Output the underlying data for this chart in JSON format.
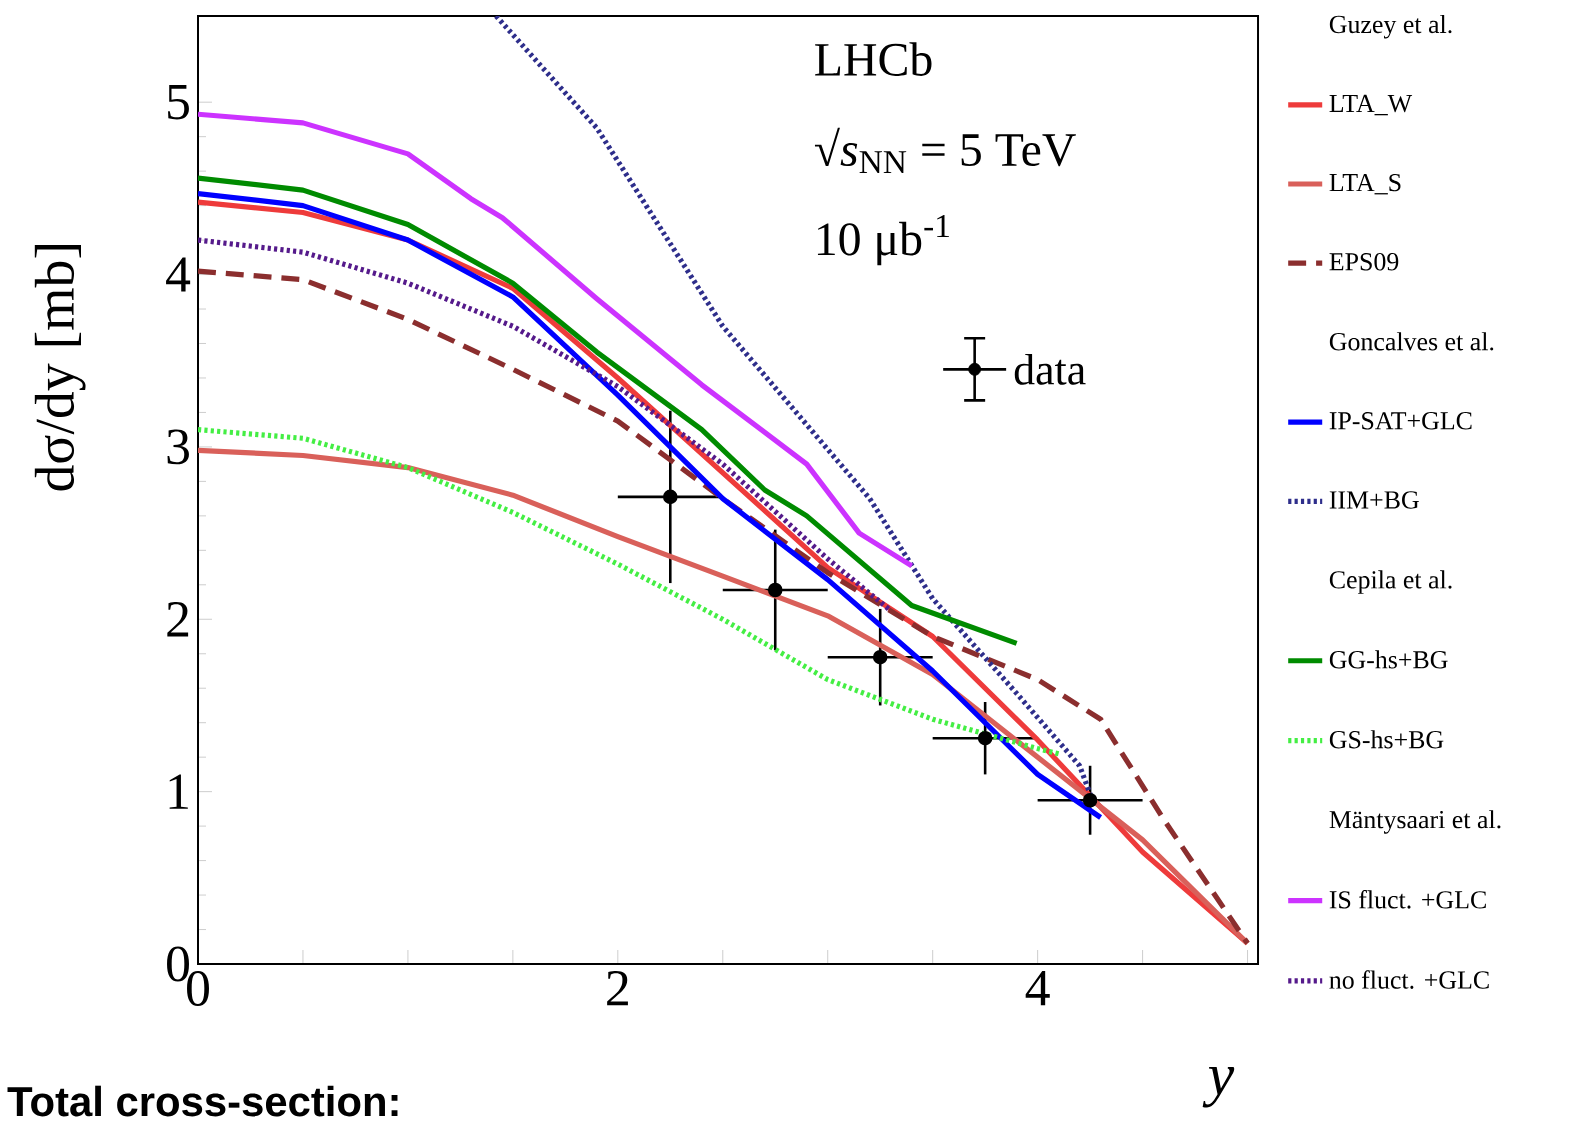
{
  "chart_data": {
    "type": "line",
    "ylabel": "dσ/dy [mb]",
    "xlabel": "y",
    "xlim": [
      0,
      5.05
    ],
    "ylim": [
      0,
      5.5
    ],
    "xticks": [
      0,
      {
        "value": 0.5,
        "label": null
      },
      {
        "value": 1,
        "label": null
      },
      {
        "value": 1.5,
        "label": null
      },
      2,
      {
        "value": 2.5,
        "label": null
      },
      {
        "value": 3,
        "label": null
      },
      {
        "value": 3.5,
        "label": null
      },
      4,
      {
        "value": 4.5,
        "label": null
      },
      {
        "value": 5,
        "label": null
      }
    ],
    "yticks": [
      0,
      1,
      2,
      3,
      4,
      5
    ],
    "legend": "right",
    "annotations": [
      "LHCb",
      "√*s*$_{NN}$ = 5 TeV",
      "10 μb$^{-1}$",
      "Guzey et al.",
      "Goncalves et al.",
      "Cepila et al.",
      "Mäntysaari et al.",
      "Total cross-section:"
    ],
    "series": [
      {
        "name": "data",
        "type": "scatter",
        "marker": "circle",
        "color": "#000000",
        "x": [
          2.25,
          2.75,
          3.25,
          3.75,
          4.25
        ],
        "values": [
          2.71,
          2.17,
          1.78,
          1.31,
          0.95
        ],
        "errors": [
          0.5,
          0.35,
          0.28,
          0.21,
          0.2
        ],
        "xerrors": [
          0.25,
          0.25,
          0.25,
          0.25,
          0.25
        ]
      },
      {
        "name": "LTA_W",
        "color": "#ee3b3b",
        "line_style": "solid",
        "x": [
          0,
          0.5,
          1,
          1.5,
          2,
          2.5,
          3,
          3.5,
          4,
          4.5,
          5
        ],
        "values": [
          4.42,
          4.36,
          4.2,
          3.92,
          3.4,
          2.85,
          2.3,
          1.9,
          1.3,
          0.65,
          0.12
        ]
      },
      {
        "name": "LTA_S",
        "color": "#d9605a",
        "line_style": "solid",
        "x": [
          0,
          0.5,
          1,
          1.5,
          2,
          2.5,
          3,
          3.5,
          4,
          4.5,
          5
        ],
        "values": [
          2.98,
          2.95,
          2.88,
          2.72,
          2.48,
          2.25,
          2.02,
          1.68,
          1.2,
          0.72,
          0.12
        ]
      },
      {
        "name": "EPS09",
        "color": "#8b2e2e",
        "line_style": "dashed",
        "x": [
          0,
          0.5,
          1,
          1.5,
          2,
          2.5,
          3,
          3.5,
          4,
          4.3,
          4.6,
          5
        ],
        "values": [
          4.02,
          3.97,
          3.74,
          3.45,
          3.15,
          2.7,
          2.27,
          1.9,
          1.65,
          1.42,
          0.84,
          0.12
        ]
      },
      {
        "name": "IP-SAT+GLC",
        "color": "#0000ff",
        "line_style": "solid",
        "x": [
          0,
          0.5,
          1,
          1.5,
          2,
          2.5,
          3,
          3.5,
          4,
          4.3
        ],
        "values": [
          4.47,
          4.4,
          4.2,
          3.87,
          3.3,
          2.7,
          2.23,
          1.7,
          1.1,
          0.85
        ]
      },
      {
        "name": "IIM+BG",
        "color": "#2e2e8b",
        "line_style": "dotted",
        "x": [
          1.42,
          1.9,
          2.5,
          3.2,
          3.5,
          3.9,
          4.2,
          4.27
        ],
        "values": [
          5.5,
          4.85,
          3.7,
          2.7,
          2.12,
          1.57,
          1.15,
          0.92
        ]
      },
      {
        "name": "GG-hs+BG",
        "color": "#008b00",
        "line_style": "solid",
        "x": [
          0,
          0.5,
          1,
          1.5,
          1.9,
          2.4,
          2.7,
          2.9,
          3.4,
          3.9
        ],
        "values": [
          4.56,
          4.49,
          4.29,
          3.95,
          3.55,
          3.1,
          2.75,
          2.6,
          2.08,
          1.86
        ]
      },
      {
        "name": "GS-hs+BG",
        "color": "#44ee44",
        "line_style": "dotted",
        "x": [
          0,
          0.5,
          1,
          1.5,
          2,
          2.5,
          3,
          3.5,
          4,
          4.1
        ],
        "values": [
          3.1,
          3.05,
          2.88,
          2.62,
          2.32,
          2.0,
          1.65,
          1.42,
          1.25,
          1.22
        ]
      },
      {
        "name": "IS fluct. +GLC",
        "color": "#cc33ff",
        "line_style": "solid",
        "x": [
          0,
          0.5,
          1,
          1.3,
          1.45,
          1.9,
          2.4,
          2.9,
          3.15,
          3.4
        ],
        "values": [
          4.93,
          4.88,
          4.7,
          4.44,
          4.33,
          3.86,
          3.36,
          2.9,
          2.5,
          2.31
        ]
      },
      {
        "name": "no fluct. +GLC",
        "color": "#551a8b",
        "line_style": "dotted",
        "x": [
          0,
          0.5,
          1,
          1.5,
          2,
          2.5,
          3,
          3.3
        ],
        "values": [
          4.2,
          4.13,
          3.95,
          3.7,
          3.35,
          2.9,
          2.35,
          2.05
        ]
      }
    ]
  }
}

TASK DESCRIPTION >> The answer is a single number: how many lines include the word "name"?

RESPONSE TO THE TASK >> 10